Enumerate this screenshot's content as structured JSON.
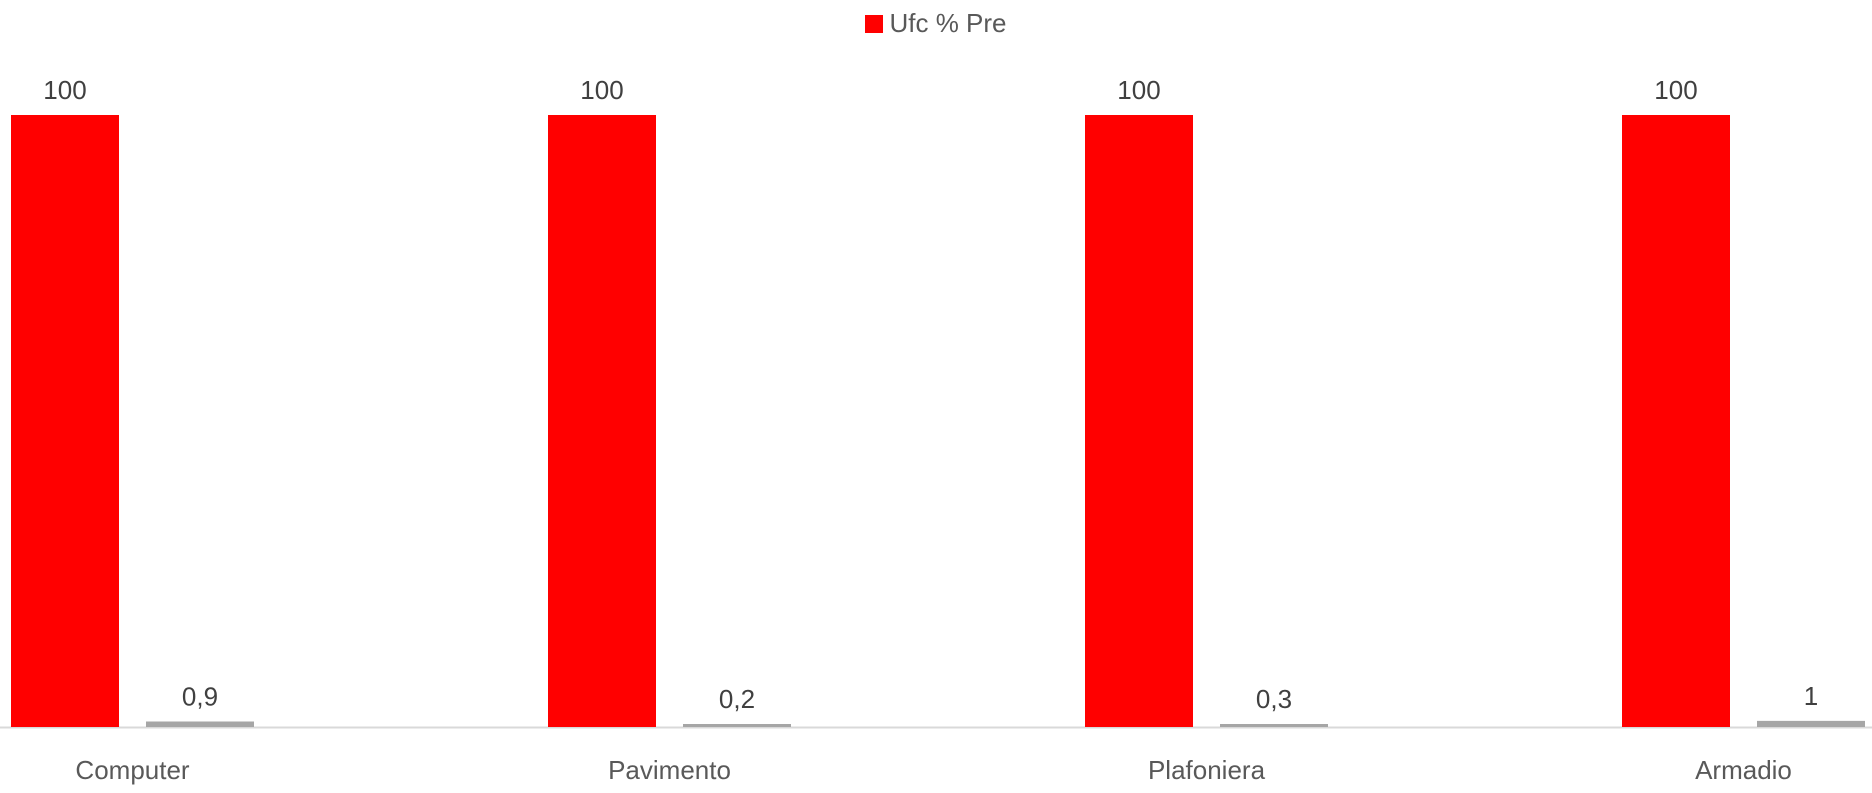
{
  "chart_data": {
    "type": "bar",
    "categories": [
      "Computer",
      "Pavimento",
      "Plafoniera",
      "Armadio"
    ],
    "series": [
      {
        "name": "Ufc % Pre",
        "values": [
          100,
          100,
          100,
          100
        ],
        "labels": [
          "100",
          "100",
          "100",
          "100"
        ],
        "color": "#FF0000"
      },
      {
        "name": "",
        "values": [
          0.9,
          0.2,
          0.3,
          1
        ],
        "labels": [
          "0,9",
          "0,2",
          "0,3",
          "1"
        ],
        "color": "#A6A6A6"
      }
    ],
    "title": "",
    "xlabel": "",
    "ylabel": "",
    "ylim": [
      0,
      100
    ],
    "grid": false,
    "legend": "top-center",
    "axis_color": "#D9D9D9",
    "label_color": "#404040"
  }
}
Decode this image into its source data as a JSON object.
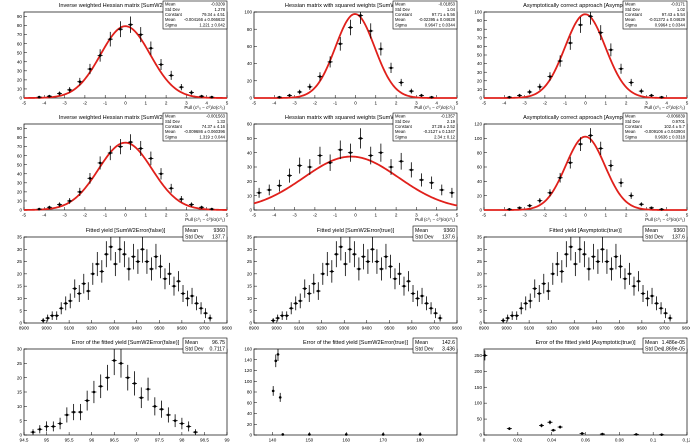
{
  "chart_data": [
    {
      "type": "scatter",
      "title": "Inverse weighted Hessian matrix [SumW2Error(false)]",
      "xlabel": "Pull (c⁰₀ − c⁰)/σ(c⁰₀)",
      "xlim": [
        -5,
        5
      ],
      "ylim": [
        0,
        95
      ],
      "xticks": [
        -5,
        -4,
        -3,
        -2,
        -1,
        0,
        1,
        2,
        3,
        4,
        5
      ],
      "yticks": [
        0,
        10,
        20,
        30,
        40,
        50,
        60,
        70,
        80,
        90
      ],
      "x": [
        -4.25,
        -3.75,
        -3.25,
        -2.75,
        -2.25,
        -1.75,
        -1.25,
        -0.75,
        -0.25,
        0.25,
        0.75,
        1.25,
        1.75,
        2.25,
        2.75,
        3.25,
        3.75,
        4.25
      ],
      "y": [
        1,
        2,
        5,
        9,
        18,
        32,
        47,
        65,
        76,
        81,
        70,
        55,
        37,
        25,
        12,
        6,
        2,
        1
      ],
      "fit": {
        "constant": 79.34,
        "mean": -0.0042,
        "sigma": 1.221
      },
      "stats": [
        [
          "Mean",
          "-0.0209"
        ],
        [
          "Std Dev",
          "1.278"
        ],
        [
          "Constant",
          "79.34 ± 4.51"
        ],
        [
          "Mean",
          "-0.004166 ± 0.066632"
        ],
        [
          "Sigma",
          "1.221 ± 0.042"
        ]
      ]
    },
    {
      "type": "scatter",
      "title": "Hessian matrix with squared weights [SumW2Error(true)]",
      "xlabel": "Pull (c⁰₀ − c⁰)/σ(c⁰₀)",
      "xlim": [
        -5,
        5
      ],
      "ylim": [
        0,
        100
      ],
      "xticks": [
        -5,
        -4,
        -3,
        -2,
        -1,
        0,
        1,
        2,
        3,
        4,
        5
      ],
      "yticks": [
        0,
        20,
        40,
        60,
        80,
        100
      ],
      "x": [
        -3.75,
        -3.25,
        -2.75,
        -2.25,
        -1.75,
        -1.25,
        -0.75,
        -0.25,
        0.25,
        0.75,
        1.25,
        1.75,
        2.25,
        2.75,
        3.25,
        3.75
      ],
      "y": [
        1,
        3,
        7,
        13,
        25,
        42,
        63,
        82,
        96,
        78,
        57,
        35,
        18,
        8,
        3,
        1
      ],
      "fit": {
        "constant": 97.71,
        "mean": -0.0239,
        "sigma": 0.9647
      },
      "stats": [
        [
          "Mean",
          "-0.01853"
        ],
        [
          "Std Dev",
          "1.04"
        ],
        [
          "Constant",
          "97.71 ± 5.56"
        ],
        [
          "Mean",
          "-0.02395 ± 0.04628"
        ],
        [
          "Sigma",
          "0.9647 ± 0.0344"
        ]
      ]
    },
    {
      "type": "scatter",
      "title": "Asymptotically correct approach [Asymptotic(true)]",
      "xlabel": "Pull (c⁰₀ − c⁰)/σ(c⁰₀)",
      "xlim": [
        -5,
        5
      ],
      "ylim": [
        0,
        100
      ],
      "xticks": [
        -5,
        -4,
        -3,
        -2,
        -1,
        0,
        1,
        2,
        3,
        4,
        5
      ],
      "yticks": [
        0,
        10,
        20,
        30,
        40,
        50,
        60,
        70,
        80,
        90,
        100
      ],
      "x": [
        -3.75,
        -3.25,
        -2.75,
        -2.25,
        -1.75,
        -1.25,
        -0.75,
        -0.25,
        0.25,
        0.75,
        1.25,
        1.75,
        2.25,
        2.75,
        3.25,
        3.75
      ],
      "y": [
        1,
        3,
        7,
        13,
        25,
        43,
        64,
        85,
        95,
        76,
        56,
        34,
        18,
        8,
        3,
        1
      ],
      "fit": {
        "constant": 97.43,
        "mean": -0.0137,
        "sigma": 0.9964
      },
      "stats": [
        [
          "Mean",
          "-0.0171"
        ],
        [
          "Std Dev",
          "1.02"
        ],
        [
          "Constant",
          "97.43 ± 5.54"
        ],
        [
          "Mean",
          "-0.01372 ± 0.04629"
        ],
        [
          "Sigma",
          "0.9964 ± 0.0344"
        ]
      ]
    },
    {
      "type": "scatter",
      "title": "Inverse weighted Hessian matrix [SumW2Error(false)]",
      "xlabel": "Pull (c⁰₁ − c⁰)/σ(c⁰₁)",
      "xlim": [
        -5,
        5
      ],
      "ylim": [
        0,
        95
      ],
      "xticks": [
        -5,
        -4,
        -3,
        -2,
        -1,
        0,
        1,
        2,
        3,
        4,
        5
      ],
      "yticks": [
        0,
        10,
        20,
        30,
        40,
        50,
        60,
        70,
        80,
        90
      ],
      "x": [
        -4.25,
        -3.75,
        -3.25,
        -2.75,
        -2.25,
        -1.75,
        -1.25,
        -0.75,
        -0.25,
        0.25,
        0.75,
        1.25,
        1.75,
        2.25,
        2.75,
        3.25,
        3.75,
        4.25
      ],
      "y": [
        1,
        3,
        6,
        10,
        20,
        35,
        52,
        63,
        70,
        75,
        68,
        57,
        40,
        24,
        12,
        6,
        3,
        1
      ],
      "fit": {
        "constant": 74.37,
        "mean": -0.0097,
        "sigma": 1.319
      },
      "stats": [
        [
          "Mean",
          "-0.001563"
        ],
        [
          "Std Dev",
          "1.33"
        ],
        [
          "Constant",
          "74.37 ± 4.16"
        ],
        [
          "Mean",
          "-0.009686 ± 0.060396"
        ],
        [
          "Sigma",
          "1.319 ± 0.044"
        ]
      ]
    },
    {
      "type": "scatter",
      "title": "Hessian matrix with squared weights [SumW2Error(true)]",
      "xlabel": "Pull (c⁰₁ − c⁰)/σ(c⁰₁)",
      "xlim": [
        -5,
        5
      ],
      "ylim": [
        0,
        60
      ],
      "xticks": [
        -5,
        -4,
        -3,
        -2,
        -1,
        0,
        1,
        2,
        3,
        4,
        5
      ],
      "yticks": [
        0,
        10,
        20,
        30,
        40,
        50,
        60
      ],
      "x": [
        -4.75,
        -4.25,
        -3.75,
        -3.25,
        -2.75,
        -2.25,
        -1.75,
        -1.25,
        -0.75,
        -0.25,
        0.25,
        0.75,
        1.25,
        1.75,
        2.25,
        2.75,
        3.25,
        3.75,
        4.25,
        4.75
      ],
      "y": [
        12,
        14,
        17,
        24,
        31,
        30,
        38,
        33,
        42,
        40,
        50,
        38,
        40,
        30,
        34,
        28,
        21,
        19,
        14,
        12
      ],
      "fit": {
        "constant": 37.28,
        "mean": -0.2127,
        "sigma": 2.34
      },
      "stats": [
        [
          "Mean",
          "-0.1357"
        ],
        [
          "Std Dev",
          "2.19"
        ],
        [
          "Constant",
          "37.28 ± 2.52"
        ],
        [
          "Mean",
          "-0.2127 ± 0.1347"
        ],
        [
          "Sigma",
          "2.34 ± 0.12"
        ]
      ]
    },
    {
      "type": "scatter",
      "title": "Asymptotically correct approach [Asymptotic(true)]",
      "xlabel": "Pull (c⁰₁ − c⁰)/σ(c⁰₁)",
      "xlim": [
        -5,
        5
      ],
      "ylim": [
        0,
        120
      ],
      "xticks": [
        -5,
        -4,
        -3,
        -2,
        -1,
        0,
        1,
        2,
        3,
        4,
        5
      ],
      "yticks": [
        0,
        20,
        40,
        60,
        80,
        100,
        120
      ],
      "x": [
        -3.75,
        -3.25,
        -2.75,
        -2.25,
        -1.75,
        -1.25,
        -0.75,
        -0.25,
        0.25,
        0.75,
        1.25,
        1.75,
        2.25,
        2.75,
        3.25,
        3.75
      ],
      "y": [
        1,
        3,
        6,
        13,
        24,
        45,
        66,
        92,
        104,
        86,
        62,
        38,
        20,
        8,
        3,
        1
      ],
      "fit": {
        "constant": 102.4,
        "mean": -0.0091,
        "sigma": 0.9636
      },
      "stats": [
        [
          "Mean",
          "-0.006839"
        ],
        [
          "Std Dev",
          "0.9701"
        ],
        [
          "Constant",
          "102.4 ± 5.7"
        ],
        [
          "Mean",
          "-0.009106 ± 0.043904"
        ],
        [
          "Sigma",
          "0.9636 ± 0.0318"
        ]
      ]
    },
    {
      "type": "scatter",
      "title": "Fitted yield [SumW2Error(false)]",
      "xlim": [
        8900,
        9800
      ],
      "ylim": [
        0,
        35
      ],
      "xticks": [
        8900,
        9000,
        9100,
        9200,
        9300,
        9400,
        9500,
        9600,
        9700,
        9800
      ],
      "yticks": [
        0,
        5,
        10,
        15,
        20,
        25,
        30,
        35
      ],
      "x": [
        8985,
        9005,
        9025,
        9045,
        9065,
        9085,
        9105,
        9125,
        9145,
        9165,
        9185,
        9205,
        9225,
        9245,
        9265,
        9285,
        9305,
        9325,
        9345,
        9365,
        9385,
        9405,
        9425,
        9445,
        9465,
        9485,
        9505,
        9525,
        9545,
        9565,
        9585,
        9605,
        9625,
        9645,
        9665,
        9685,
        9705,
        9725
      ],
      "y": [
        1,
        2,
        3,
        3,
        6,
        8,
        9,
        14,
        12,
        16,
        13,
        20,
        24,
        21,
        28,
        31,
        24,
        30,
        28,
        22,
        27,
        25,
        30,
        25,
        22,
        27,
        23,
        18,
        20,
        15,
        17,
        12,
        10,
        11,
        8,
        6,
        4,
        2
      ],
      "stats": [
        [
          "Mean",
          "9360"
        ],
        [
          "Std Dev",
          "137.7"
        ]
      ]
    },
    {
      "type": "scatter",
      "title": "Fitted yield [SumW2Error(true)]",
      "xlim": [
        8900,
        9800
      ],
      "ylim": [
        0,
        35
      ],
      "xticks": [
        8900,
        9000,
        9100,
        9200,
        9300,
        9400,
        9500,
        9600,
        9700,
        9800
      ],
      "yticks": [
        0,
        5,
        10,
        15,
        20,
        25,
        30,
        35
      ],
      "x": [
        8985,
        9005,
        9025,
        9045,
        9065,
        9085,
        9105,
        9125,
        9145,
        9165,
        9185,
        9205,
        9225,
        9245,
        9265,
        9285,
        9305,
        9325,
        9345,
        9365,
        9385,
        9405,
        9425,
        9445,
        9465,
        9485,
        9505,
        9525,
        9545,
        9565,
        9585,
        9605,
        9625,
        9645,
        9665,
        9685,
        9705,
        9725
      ],
      "y": [
        1,
        2,
        3,
        3,
        6,
        8,
        9,
        14,
        12,
        16,
        13,
        20,
        24,
        21,
        28,
        31,
        24,
        30,
        28,
        22,
        27,
        25,
        30,
        25,
        22,
        27,
        23,
        18,
        20,
        15,
        17,
        12,
        10,
        11,
        8,
        6,
        4,
        2
      ],
      "stats": [
        [
          "Mean",
          "9360"
        ],
        [
          "Std Dev",
          "137.6"
        ]
      ]
    },
    {
      "type": "scatter",
      "title": "Fitted yield [Asymptotic(true)]",
      "xlim": [
        8900,
        9800
      ],
      "ylim": [
        0,
        35
      ],
      "xticks": [
        8900,
        9000,
        9100,
        9200,
        9300,
        9400,
        9500,
        9600,
        9700,
        9800
      ],
      "yticks": [
        0,
        5,
        10,
        15,
        20,
        25,
        30,
        35
      ],
      "x": [
        8985,
        9005,
        9025,
        9045,
        9065,
        9085,
        9105,
        9125,
        9145,
        9165,
        9185,
        9205,
        9225,
        9245,
        9265,
        9285,
        9305,
        9325,
        9345,
        9365,
        9385,
        9405,
        9425,
        9445,
        9465,
        9485,
        9505,
        9525,
        9545,
        9565,
        9585,
        9605,
        9625,
        9645,
        9665,
        9685,
        9705,
        9725
      ],
      "y": [
        1,
        2,
        3,
        3,
        6,
        8,
        9,
        14,
        12,
        16,
        13,
        20,
        24,
        21,
        28,
        31,
        24,
        30,
        28,
        22,
        27,
        25,
        30,
        25,
        22,
        27,
        23,
        18,
        20,
        15,
        17,
        12,
        10,
        11,
        8,
        6,
        4,
        2
      ],
      "stats": [
        [
          "Mean",
          "9360"
        ],
        [
          "Std Dev",
          "137.6"
        ]
      ]
    },
    {
      "type": "scatter",
      "title": "Error of the fitted yield [SumW2Error(false)]",
      "xlim": [
        94.5,
        99
      ],
      "ylim": [
        0,
        30
      ],
      "xticks": [
        94.5,
        95,
        95.5,
        96,
        96.5,
        97,
        97.5,
        98,
        98.5,
        99
      ],
      "yticks": [
        0,
        5,
        10,
        15,
        20,
        25,
        30
      ],
      "x": [
        94.7,
        94.85,
        95.0,
        95.15,
        95.3,
        95.45,
        95.6,
        95.75,
        95.9,
        96.05,
        96.2,
        96.35,
        96.5,
        96.65,
        96.8,
        96.95,
        97.1,
        97.25,
        97.4,
        97.55,
        97.7,
        97.85,
        98.0,
        98.15,
        98.3
      ],
      "y": [
        1,
        2,
        3,
        3,
        4,
        7,
        8,
        8,
        12,
        15,
        17,
        20,
        26,
        25,
        20,
        18,
        13,
        16,
        10,
        9,
        7,
        5,
        4,
        3,
        1
      ],
      "stats": [
        [
          "Mean",
          "96.75"
        ],
        [
          "Std Dev",
          "0.7117"
        ]
      ]
    },
    {
      "type": "scatter",
      "title": "Error of the fitted yield [SumW2Error(true)]",
      "xlim": [
        135,
        190
      ],
      "ylim": [
        0,
        160
      ],
      "xticks": [
        140,
        150,
        160,
        170,
        180
      ],
      "yticks": [
        0,
        20,
        40,
        60,
        80,
        100,
        120,
        140,
        160
      ],
      "x": [
        140.2,
        140.9,
        141.5,
        142.1,
        142.8,
        150,
        160,
        170,
        180
      ],
      "y": [
        82,
        138,
        150,
        70,
        1,
        1,
        1,
        1,
        1
      ],
      "stats": [
        [
          "Mean",
          "142.6"
        ],
        [
          "Std Dev",
          "3.436"
        ]
      ]
    },
    {
      "type": "scatter",
      "title": "Error of the fitted yield [Asymptotic(true)]",
      "xlim": [
        0,
        0.12
      ],
      "ylim": [
        0,
        270
      ],
      "xticks": [
        0,
        0.02,
        0.04,
        0.06,
        0.08,
        0.1,
        0.12
      ],
      "xtick_labels": [
        "0",
        "0.02",
        "0.04",
        "0.06",
        "0.08",
        "0.1",
        "0.12"
      ],
      "x_exponent": "×10⁻³",
      "yticks": [
        0,
        50,
        100,
        150,
        200,
        250
      ],
      "x": [
        0.0005,
        0.015,
        0.034,
        0.039,
        0.041,
        0.045,
        0.058,
        0.07,
        0.09,
        0.105
      ],
      "y": [
        250,
        20,
        30,
        40,
        15,
        25,
        5,
        3,
        2,
        1
      ],
      "stats": [
        [
          "Mean",
          "1.486e-05"
        ],
        [
          "Std Dev",
          "1.869e-05"
        ]
      ]
    }
  ]
}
================
WHAT YOU ARE ASKED TO DO: Only lines with the string "false" belong in your answer; copy each one.

OUTPUT BELOW:
    "grid": false,
      "title": "Inverse weighted Hessian matrix [SumW2Error(false)]",
      "title": "Inverse weighted Hessian matrix [SumW2Error(false)]",
      "title": "Fitted yield [SumW2Error(false)]",
      "title": "Error of the fitted yield [SumW2Error(false)]",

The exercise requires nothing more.